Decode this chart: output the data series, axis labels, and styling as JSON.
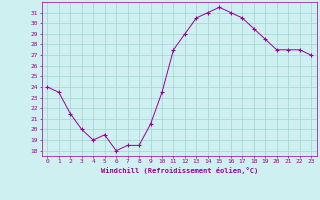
{
  "x": [
    0,
    1,
    2,
    3,
    4,
    5,
    6,
    7,
    8,
    9,
    10,
    11,
    12,
    13,
    14,
    15,
    16,
    17,
    18,
    19,
    20,
    21,
    22,
    23
  ],
  "y": [
    24,
    23.5,
    21.5,
    20,
    19,
    19.5,
    18,
    18.5,
    18.5,
    20.5,
    23.5,
    27.5,
    29,
    30.5,
    31,
    31.5,
    31,
    30.5,
    29.5,
    28.5,
    27.5,
    27.5,
    27.5,
    27
  ],
  "line_color": "#990099",
  "marker": "+",
  "marker_color": "#990099",
  "bg_color": "#cff0f0",
  "grid_color": "#99cccc",
  "xlabel": "Windchill (Refroidissement éolien,°C)",
  "xlabel_color": "#990099",
  "tick_color": "#990099",
  "ylim": [
    17.5,
    32
  ],
  "xlim": [
    -0.5,
    23.5
  ],
  "yticks": [
    18,
    19,
    20,
    21,
    22,
    23,
    24,
    25,
    26,
    27,
    28,
    29,
    30,
    31
  ],
  "xticks": [
    0,
    1,
    2,
    3,
    4,
    5,
    6,
    7,
    8,
    9,
    10,
    11,
    12,
    13,
    14,
    15,
    16,
    17,
    18,
    19,
    20,
    21,
    22,
    23
  ],
  "xtick_labels": [
    "0",
    "1",
    "2",
    "3",
    "4",
    "5",
    "6",
    "7",
    "8",
    "9",
    "10",
    "11",
    "12",
    "13",
    "14",
    "15",
    "16",
    "17",
    "18",
    "19",
    "20",
    "21",
    "22",
    "23"
  ]
}
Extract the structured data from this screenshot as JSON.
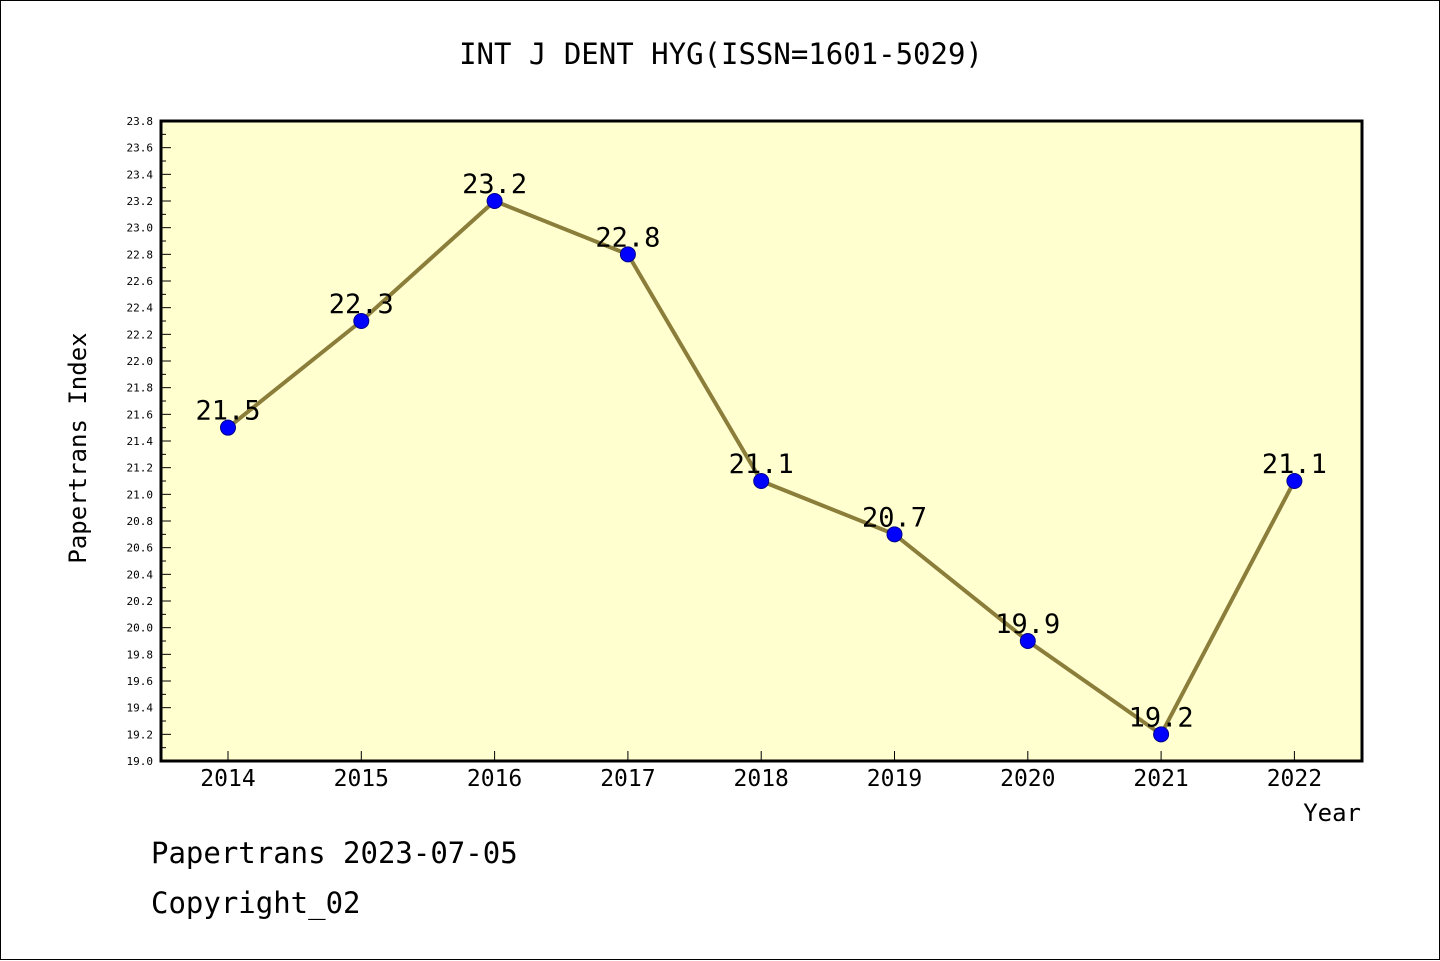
{
  "chart_data": {
    "type": "line",
    "title": "INT J DENT HYG(ISSN=1601-5029)",
    "xlabel": "Year",
    "ylabel": "Papertrans Index",
    "categories": [
      "2014",
      "2015",
      "2016",
      "2017",
      "2018",
      "2019",
      "2020",
      "2021",
      "2022"
    ],
    "series": [
      {
        "values": [
          21.5,
          22.3,
          23.2,
          22.8,
          21.1,
          20.7,
          19.9,
          19.2,
          21.1
        ]
      }
    ],
    "data_labels": [
      "21.5",
      "22.3",
      "23.2",
      "22.8",
      "21.1",
      "20.7",
      "19.9",
      "19.2",
      "21.1"
    ],
    "ylim": [
      19.0,
      23.8
    ],
    "yticks": [
      "19.0",
      "19.2",
      "19.4",
      "19.6",
      "19.8",
      "20.0",
      "20.2",
      "20.4",
      "20.6",
      "20.8",
      "21.0",
      "21.2",
      "21.4",
      "21.6",
      "21.8",
      "22.0",
      "22.2",
      "22.4",
      "22.6",
      "22.8",
      "23.0",
      "23.2",
      "23.4",
      "23.6",
      "23.8"
    ],
    "grid": false,
    "legend": "none",
    "colors": {
      "plot_background": "#ffffd0",
      "line": "#8b7d3a",
      "marker": "#0000ff"
    }
  },
  "footer": {
    "line1": "Papertrans 2023-07-05",
    "line2": "Copyright_02"
  }
}
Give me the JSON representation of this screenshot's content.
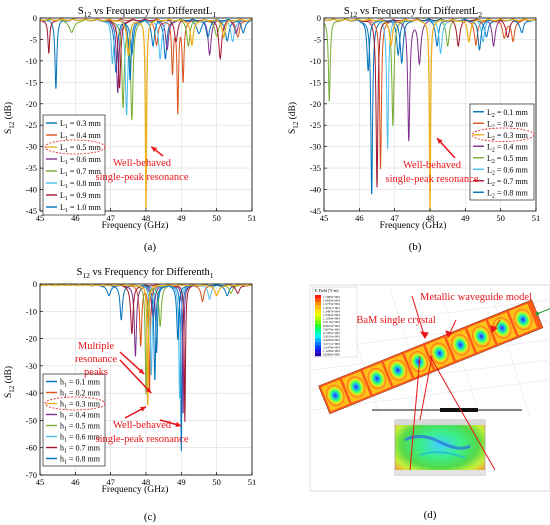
{
  "panels": [
    {
      "chart_data": {
        "type": "line",
        "title": "S12 vs Frequency for DifferentL1",
        "title_main": "S",
        "title_sub": "12",
        "title_mid": " vs Frequency for Different",
        "title_var": "L",
        "title_var_sub": "1",
        "xlabel": "Frequency (GHz)",
        "ylabel_main": "S",
        "ylabel_sub": "12",
        "ylabel_unit": " (dB)",
        "xlim": [
          45,
          51
        ],
        "ylim": [
          -45,
          0
        ],
        "xticks": [
          45,
          46,
          47,
          48,
          49,
          50,
          51
        ],
        "yticks": [
          0,
          -5,
          -10,
          -15,
          -20,
          -25,
          -30,
          -35,
          -40,
          -45
        ],
        "grid": true,
        "legend": "bottom-left",
        "annotation": [
          "Well-behaved",
          "single-peak resonance"
        ],
        "annotation_point": [
          48.15,
          -30
        ],
        "highlight_index": 2,
        "series": [
          {
            "name": "L1 = 0.3 mm",
            "label_main": "L",
            "label_sub": "1",
            "label_val": " = 0.3 mm",
            "color": "#0072BD",
            "dips": [
              [
                45.45,
                16,
                0.03
              ],
              [
                47.15,
                12,
                0.05
              ],
              [
                47.6,
                8,
                0.05
              ],
              [
                48.55,
                9,
                0.05
              ],
              [
                49.5,
                3,
                0.08
              ],
              [
                50.3,
                5,
                0.06
              ]
            ]
          },
          {
            "name": "L1 = 0.4 mm",
            "label_main": "L",
            "label_sub": "1",
            "label_val": " = 0.4 mm",
            "color": "#D95319",
            "dips": [
              [
                48.75,
                12,
                0.03
              ],
              [
                48.9,
                21,
                0.025
              ],
              [
                49.05,
                14,
                0.03
              ],
              [
                48.3,
                6,
                0.05
              ],
              [
                50.6,
                4,
                0.06
              ]
            ]
          },
          {
            "name": "L1 = 0.5 mm",
            "label_main": "L",
            "label_sub": "1",
            "label_val": " = 0.5 mm",
            "color": "#EDB120",
            "dips": [
              [
                48.0,
                44,
                0.02
              ],
              [
                47.5,
                8,
                0.05
              ],
              [
                49.3,
                6,
                0.05
              ],
              [
                50.2,
                4,
                0.05
              ]
            ]
          },
          {
            "name": "L1 = 0.6 mm",
            "label_main": "L",
            "label_sub": "1",
            "label_val": " = 0.6 mm",
            "color": "#7E2F8E",
            "dips": [
              [
                47.2,
                17,
                0.04
              ],
              [
                48.6,
                7,
                0.05
              ],
              [
                49.8,
                8,
                0.05
              ],
              [
                50.55,
                3,
                0.06
              ]
            ]
          },
          {
            "name": "L1 = 0.7 mm",
            "label_main": "L",
            "label_sub": "1",
            "label_val": " = 0.7 mm",
            "color": "#77AC30",
            "dips": [
              [
                45.9,
                3,
                0.08
              ],
              [
                47.35,
                20,
                0.04
              ],
              [
                47.6,
                23,
                0.04
              ],
              [
                49.2,
                6,
                0.05
              ],
              [
                50.0,
                4,
                0.06
              ]
            ]
          },
          {
            "name": "L1 = 0.8 mm",
            "label_main": "L",
            "label_sub": "1",
            "label_val": " = 0.8 mm",
            "color": "#4DBEEE",
            "dips": [
              [
                47.05,
                10,
                0.04
              ],
              [
                47.45,
                22,
                0.04
              ],
              [
                48.4,
                9,
                0.05
              ],
              [
                50.45,
                5,
                0.06
              ]
            ]
          },
          {
            "name": "L1 = 0.9 mm",
            "label_main": "L",
            "label_sub": "1",
            "label_val": " = 0.9 mm",
            "color": "#A2142F",
            "dips": [
              [
                45.25,
                8,
                0.03
              ],
              [
                47.25,
                16,
                0.04
              ],
              [
                48.85,
                5,
                0.05
              ],
              [
                50.1,
                9,
                0.05
              ]
            ]
          },
          {
            "name": "L1 = 1.0 mm",
            "label_main": "L",
            "label_sub": "1",
            "label_val": " = 1.0 mm",
            "color": "#0072BD",
            "dips": [
              [
                47.55,
                14,
                0.04
              ],
              [
                48.2,
                6,
                0.05
              ],
              [
                49.75,
                4,
                0.06
              ],
              [
                50.75,
                3,
                0.06
              ]
            ]
          }
        ]
      }
    },
    {
      "chart_data": {
        "type": "line",
        "title": "S12 vs Frequency for DifferentL2",
        "title_main": "S",
        "title_sub": "12",
        "title_mid": " vs Frequency for Different",
        "title_var": "L",
        "title_var_sub": "2",
        "xlabel": "Frequency (GHz)",
        "ylabel_main": "S",
        "ylabel_sub": "12",
        "ylabel_unit": " (dB)",
        "xlim": [
          45,
          51
        ],
        "ylim": [
          -45,
          0
        ],
        "xticks": [
          45,
          46,
          47,
          48,
          49,
          50,
          51
        ],
        "yticks": [
          0,
          -5,
          -10,
          -15,
          -20,
          -25,
          -30,
          -35,
          -40,
          -45
        ],
        "grid": true,
        "legend": "right",
        "annotation": [
          "Well-behaved",
          "single-peak resonance"
        ],
        "annotation_point": [
          48.2,
          -28
        ],
        "highlight_index": 2,
        "series": [
          {
            "name": "L2 = 0.1 mm",
            "label_main": "L",
            "label_sub": "2",
            "label_val": " = 0.1 mm",
            "color": "#0072BD",
            "dips": [
              [
                46.35,
                41,
                0.03
              ],
              [
                47.1,
                8,
                0.05
              ],
              [
                48.2,
                6,
                0.05
              ],
              [
                49.6,
                4,
                0.06
              ]
            ]
          },
          {
            "name": "L2 = 0.2 mm",
            "label_main": "L",
            "label_sub": "2",
            "label_val": " = 0.2 mm",
            "color": "#D95319",
            "dips": [
              [
                46.6,
                35,
                0.03
              ],
              [
                49.3,
                6,
                0.05
              ],
              [
                50.1,
                4,
                0.06
              ],
              [
                50.35,
                5,
                0.05
              ]
            ]
          },
          {
            "name": "L2 = 0.3 mm",
            "label_main": "L",
            "label_sub": "2",
            "label_val": " = 0.3 mm",
            "color": "#EDB120",
            "dips": [
              [
                48.0,
                45,
                0.02
              ],
              [
                46.9,
                6,
                0.05
              ],
              [
                49.1,
                5,
                0.05
              ]
            ]
          },
          {
            "name": "L2 = 0.4 mm",
            "label_main": "L",
            "label_sub": "2",
            "label_val": " = 0.4 mm",
            "color": "#7E2F8E",
            "dips": [
              [
                47.4,
                28,
                0.035
              ],
              [
                47.7,
                10,
                0.05
              ],
              [
                49.8,
                6,
                0.05
              ]
            ]
          },
          {
            "name": "L2 = 0.5 mm",
            "label_main": "L",
            "label_sub": "2",
            "label_val": " = 0.5 mm",
            "color": "#77AC30",
            "dips": [
              [
                45.15,
                19,
                0.03
              ],
              [
                46.95,
                25,
                0.035
              ],
              [
                48.5,
                6,
                0.05
              ]
            ]
          },
          {
            "name": "L2 = 0.6 mm",
            "label_main": "L",
            "label_sub": "2",
            "label_val": " = 0.6 mm",
            "color": "#4DBEEE",
            "dips": [
              [
                46.8,
                30,
                0.03
              ],
              [
                48.3,
                8,
                0.05
              ],
              [
                49.5,
                5,
                0.05
              ]
            ]
          },
          {
            "name": "L2 = 0.7 mm",
            "label_main": "L",
            "label_sub": "2",
            "label_val": " = 0.7 mm",
            "color": "#A2142F",
            "dips": [
              [
                46.5,
                39,
                0.03
              ],
              [
                48.8,
                6,
                0.05
              ],
              [
                50.2,
                4,
                0.06
              ]
            ]
          },
          {
            "name": "L2 = 0.8 mm",
            "label_main": "L",
            "label_sub": "2",
            "label_val": " = 0.8 mm",
            "color": "#0072BD",
            "dips": [
              [
                46.25,
                12,
                0.04
              ],
              [
                47.2,
                10,
                0.05
              ],
              [
                49.4,
                7,
                0.05
              ],
              [
                50.6,
                3,
                0.06
              ]
            ]
          }
        ]
      }
    },
    {
      "chart_data": {
        "type": "line",
        "title": "S12 vs Frequency for Differenth1",
        "title_main": "S",
        "title_sub": "12",
        "title_mid": " vs Frequency for Different",
        "title_var": "h",
        "title_var_sub": "1",
        "xlabel": "Frequency (GHz)",
        "ylabel_main": "S",
        "ylabel_sub": "12",
        "ylabel_unit": " (dB)",
        "xlim": [
          45,
          51
        ],
        "ylim": [
          -70,
          0
        ],
        "xticks": [
          45,
          46,
          47,
          48,
          49,
          50,
          51
        ],
        "yticks": [
          0,
          -10,
          -20,
          -30,
          -40,
          -50,
          -60,
          -70
        ],
        "grid": true,
        "legend": "bottom-left",
        "annotations": [
          {
            "lines": [
              "Multiple",
              "resonance",
              "peaks"
            ],
            "points": [
              [
                47.95,
                -33
              ],
              [
                48.15,
                -40
              ]
            ]
          },
          {
            "lines": [
              "Well-behaved",
              "single-peak  resonance"
            ],
            "points": [
              [
                48.0,
                -45
              ],
              [
                49.0,
                -52
              ]
            ]
          }
        ],
        "highlight_index": 2,
        "series": [
          {
            "name": "h1 = 0.1 mm",
            "label_main": "h",
            "label_sub": "1",
            "label_val": " = 0.1 mm",
            "color": "#0072BD",
            "dips": [
              [
                47.3,
                13,
                0.04
              ],
              [
                48.3,
                25,
                0.03
              ],
              [
                49.0,
                61,
                0.02
              ],
              [
                50.3,
                4,
                0.06
              ]
            ]
          },
          {
            "name": "h1 = 0.2 mm",
            "label_main": "h",
            "label_sub": "1",
            "label_val": " = 0.2 mm",
            "color": "#D95319",
            "dips": [
              [
                47.85,
                22,
                0.035
              ],
              [
                48.1,
                38,
                0.025
              ],
              [
                49.6,
                6,
                0.05
              ]
            ]
          },
          {
            "name": "h1 = 0.3 mm",
            "label_main": "h",
            "label_sub": "1",
            "label_val": " = 0.3 mm",
            "color": "#EDB120",
            "dips": [
              [
                48.05,
                45,
                0.02
              ],
              [
                50.0,
                4,
                0.06
              ]
            ]
          },
          {
            "name": "h1 = 0.4 mm",
            "label_main": "h",
            "label_sub": "1",
            "label_val": " = 0.4 mm",
            "color": "#7E2F8E",
            "dips": [
              [
                47.7,
                26,
                0.035
              ],
              [
                48.2,
                12,
                0.05
              ],
              [
                49.05,
                48,
                0.02
              ]
            ]
          },
          {
            "name": "h1 = 0.5 mm",
            "label_main": "h",
            "label_sub": "1",
            "label_val": " = 0.5 mm",
            "color": "#77AC30",
            "dips": [
              [
                48.0,
                40,
                0.025
              ],
              [
                48.4,
                15,
                0.04
              ],
              [
                50.4,
                3,
                0.06
              ]
            ]
          },
          {
            "name": "h1 = 0.6 mm",
            "label_main": "h",
            "label_sub": "1",
            "label_val": " = 0.6 mm",
            "color": "#4DBEEE",
            "dips": [
              [
                48.15,
                33,
                0.03
              ],
              [
                48.95,
                42,
                0.025
              ],
              [
                49.8,
                5,
                0.05
              ]
            ]
          },
          {
            "name": "h1 = 0.7 mm",
            "label_main": "h",
            "label_sub": "1",
            "label_val": " = 0.7 mm",
            "color": "#A2142F",
            "dips": [
              [
                47.6,
                18,
                0.04
              ],
              [
                49.1,
                50,
                0.02
              ],
              [
                50.6,
                3,
                0.06
              ]
            ]
          },
          {
            "name": "h1 = 0.8 mm",
            "label_main": "h",
            "label_sub": "1",
            "label_val": " = 0.8 mm",
            "color": "#0072BD",
            "dips": [
              [
                46.95,
                4,
                0.06
              ],
              [
                48.25,
                35,
                0.03
              ],
              [
                48.9,
                20,
                0.035
              ]
            ]
          }
        ]
      }
    }
  ],
  "sim_panel": {
    "label_waveguide": "Metallic waveguide model",
    "label_crystal": "BaM single crystal",
    "colorbar_title": "E Field [V/m]",
    "colorbar_values": [
      "1.7983e+004",
      "1.6859e+004",
      "1.5735e+004",
      "1.4611e+004",
      "1.3487e+004",
      "1.2363e+004",
      "1.1239e+004",
      "1.0115e+004",
      "8.9913e+003",
      "7.8674e+003",
      "6.7435e+003",
      "5.6195e+003",
      "4.4956e+003",
      "3.3717e+003",
      "2.2478e+003",
      "1.1239e+003",
      "0.0000e+000"
    ],
    "annotation_color": "#e8141a"
  },
  "captions": [
    "(a)",
    "(b)",
    "(c)",
    "(d)"
  ]
}
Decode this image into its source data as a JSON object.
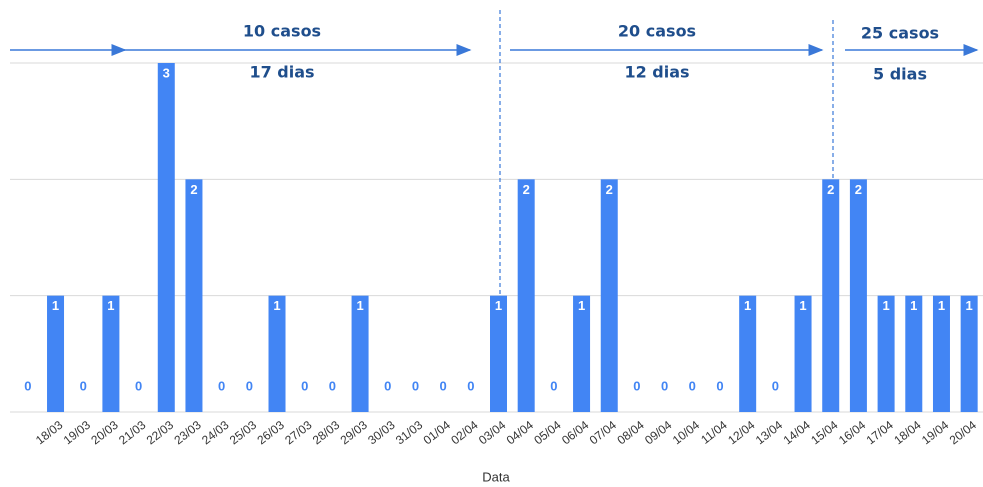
{
  "chart_data": {
    "type": "bar",
    "xlabel": "Data",
    "categories": [
      null,
      "18/03",
      "19/03",
      "20/03",
      "21/03",
      "22/03",
      "23/03",
      "24/03",
      "25/03",
      "26/03",
      "27/03",
      "28/03",
      "29/03",
      "30/03",
      "31/03",
      "01/04",
      "02/04",
      "03/04",
      "04/04",
      "05/04",
      "06/04",
      "07/04",
      "08/04",
      "09/04",
      "10/04",
      "11/04",
      "12/04",
      "13/04",
      "14/04",
      "15/04",
      "16/04",
      "17/04",
      "18/04",
      "19/04",
      "20/04"
    ],
    "values": [
      0,
      1,
      0,
      1,
      0,
      3,
      2,
      0,
      0,
      1,
      0,
      0,
      1,
      0,
      0,
      0,
      0,
      1,
      2,
      0,
      1,
      2,
      0,
      0,
      0,
      0,
      1,
      0,
      1,
      2,
      2,
      1,
      1,
      1,
      1
    ],
    "color": "#4285f4",
    "ylim": [
      0,
      3
    ],
    "yticks": [
      0,
      1,
      2,
      3
    ],
    "grid": true,
    "annotations": [
      "10 casos",
      "17 dias",
      "20 casos",
      "12 dias",
      "25 casos",
      "5 dias"
    ]
  }
}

○ ○ ○ ○

What you are asked to do
Repeat the lines of the records verbatim, starting at the line containing "Decode this image" and stopping after the final line. Images stay out.

Solution for this problem
Decode this image into its source data as a JSON object.
{
  "chart_data": {
    "type": "bar",
    "xlabel": "Data",
    "categories": [
      null,
      "18/03",
      "19/03",
      "20/03",
      "21/03",
      "22/03",
      "23/03",
      "24/03",
      "25/03",
      "26/03",
      "27/03",
      "28/03",
      "29/03",
      "30/03",
      "31/03",
      "01/04",
      "02/04",
      "03/04",
      "04/04",
      "05/04",
      "06/04",
      "07/04",
      "08/04",
      "09/04",
      "10/04",
      "11/04",
      "12/04",
      "13/04",
      "14/04",
      "15/04",
      "16/04",
      "17/04",
      "18/04",
      "19/04",
      "20/04"
    ],
    "values": [
      0,
      1,
      0,
      1,
      0,
      3,
      2,
      0,
      0,
      1,
      0,
      0,
      1,
      0,
      0,
      0,
      0,
      1,
      2,
      0,
      1,
      2,
      0,
      0,
      0,
      0,
      1,
      0,
      1,
      2,
      2,
      1,
      1,
      1,
      1
    ],
    "color": "#4285f4",
    "ylim": [
      0,
      3
    ],
    "yticks": [
      0,
      1,
      2,
      3
    ],
    "grid": true,
    "annotations": [
      "10 casos",
      "17 dias",
      "20 casos",
      "12 dias",
      "25 casos",
      "5 dias"
    ]
  }
}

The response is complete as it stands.